---------- Provided records ----------

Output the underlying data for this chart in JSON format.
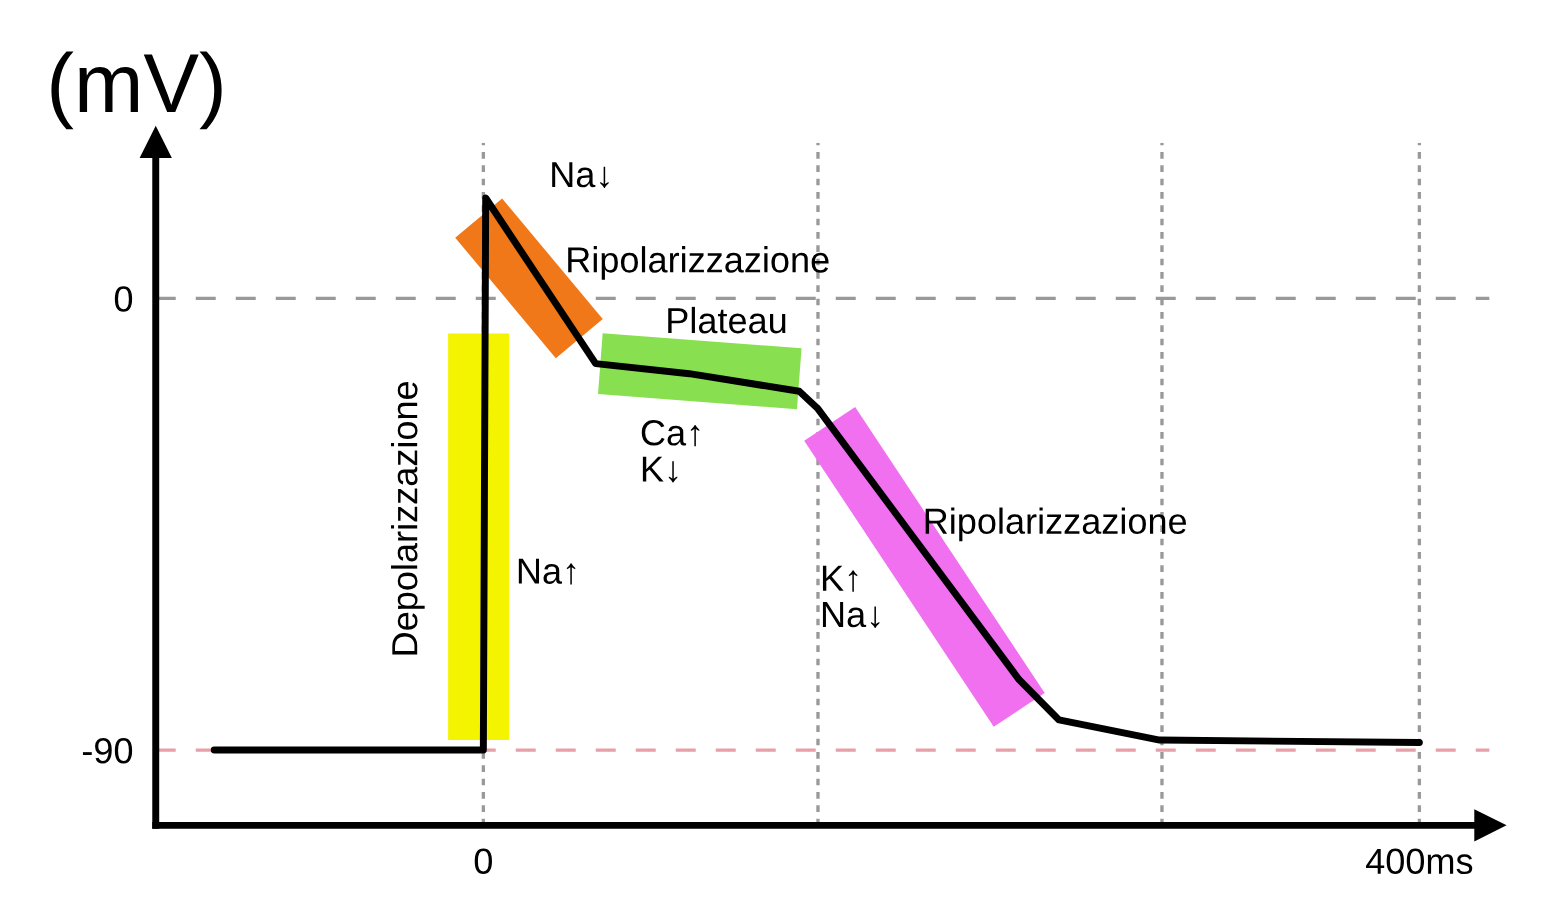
{
  "chart_data": {
    "type": "line",
    "ylabel": "(mV)",
    "xlim": [
      -140,
      430
    ],
    "ylim": [
      -105,
      31
    ],
    "xticks": [
      {
        "value": 0,
        "label": "0"
      },
      {
        "value": 400,
        "label": "400ms"
      }
    ],
    "yticks": [
      0,
      -90
    ],
    "grid": false,
    "legend": false,
    "marker": "none",
    "line_style": "solid",
    "series": [
      {
        "color": "#f07818",
        "x": [
          -2,
          41
        ],
        "values": [
          16,
          -8
        ]
      },
      {
        "color": "#f4f400",
        "x": [
          -2,
          -2
        ],
        "values": [
          -7,
          -88
        ]
      },
      {
        "color": "#88e050",
        "x": [
          50,
          135
        ],
        "values": [
          -13,
          -16
        ]
      },
      {
        "color": "#f070f0",
        "x": [
          148,
          229
        ],
        "values": [
          -25,
          -82
        ]
      },
      {
        "color": "#000000",
        "x": [
          -115,
          0,
          1,
          48,
          88,
          135,
          143,
          229,
          246,
          289,
          400
        ],
        "values": [
          -90,
          -90,
          20,
          -13,
          -15,
          -18.5,
          -22,
          -76,
          -84,
          -88,
          -88.5
        ]
      }
    ],
    "ref_lines": [
      {
        "axis": "y",
        "value": 0,
        "color": "#999999",
        "line_style": "dashed"
      },
      {
        "axis": "y",
        "value": -90,
        "color": "#e8a0a8",
        "line_style": "dashed"
      },
      {
        "axis": "x",
        "value": 0,
        "color": "#999999",
        "line_style": "dotted"
      },
      {
        "axis": "x",
        "value": 143,
        "color": "#999999",
        "line_style": "dotted"
      },
      {
        "axis": "x",
        "value": 290,
        "color": "#999999",
        "line_style": "dotted"
      },
      {
        "axis": "x",
        "value": 400,
        "color": "#999999",
        "line_style": "dotted"
      }
    ],
    "annotations": [
      "Depolarizzazione",
      "Na↓",
      "Ripolarizzazione",
      "Plateau",
      "Ca↑\nK↓",
      "Na↑",
      "Ripolarizzazione",
      "K↑\nNa↓"
    ]
  }
}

----------

• Stated goal
Repeat all of the data above word for word, minus the pictures.

• Task solution
Output the underlying data for this chart in JSON format.
{
  "chart_data": {
    "type": "line",
    "ylabel": "(mV)",
    "xlim": [
      -140,
      430
    ],
    "ylim": [
      -105,
      31
    ],
    "xticks": [
      {
        "value": 0,
        "label": "0"
      },
      {
        "value": 400,
        "label": "400ms"
      }
    ],
    "yticks": [
      0,
      -90
    ],
    "grid": false,
    "legend": false,
    "marker": "none",
    "line_style": "solid",
    "series": [
      {
        "color": "#f07818",
        "x": [
          -2,
          41
        ],
        "values": [
          16,
          -8
        ]
      },
      {
        "color": "#f4f400",
        "x": [
          -2,
          -2
        ],
        "values": [
          -7,
          -88
        ]
      },
      {
        "color": "#88e050",
        "x": [
          50,
          135
        ],
        "values": [
          -13,
          -16
        ]
      },
      {
        "color": "#f070f0",
        "x": [
          148,
          229
        ],
        "values": [
          -25,
          -82
        ]
      },
      {
        "color": "#000000",
        "x": [
          -115,
          0,
          1,
          48,
          88,
          135,
          143,
          229,
          246,
          289,
          400
        ],
        "values": [
          -90,
          -90,
          20,
          -13,
          -15,
          -18.5,
          -22,
          -76,
          -84,
          -88,
          -88.5
        ]
      }
    ],
    "ref_lines": [
      {
        "axis": "y",
        "value": 0,
        "color": "#999999",
        "line_style": "dashed"
      },
      {
        "axis": "y",
        "value": -90,
        "color": "#e8a0a8",
        "line_style": "dashed"
      },
      {
        "axis": "x",
        "value": 0,
        "color": "#999999",
        "line_style": "dotted"
      },
      {
        "axis": "x",
        "value": 143,
        "color": "#999999",
        "line_style": "dotted"
      },
      {
        "axis": "x",
        "value": 290,
        "color": "#999999",
        "line_style": "dotted"
      },
      {
        "axis": "x",
        "value": 400,
        "color": "#999999",
        "line_style": "dotted"
      }
    ],
    "annotations": [
      "Depolarizzazione",
      "Na↓",
      "Ripolarizzazione",
      "Plateau",
      "Ca↑\nK↓",
      "Na↑",
      "Ripolarizzazione",
      "K↑\nNa↓"
    ]
  }
}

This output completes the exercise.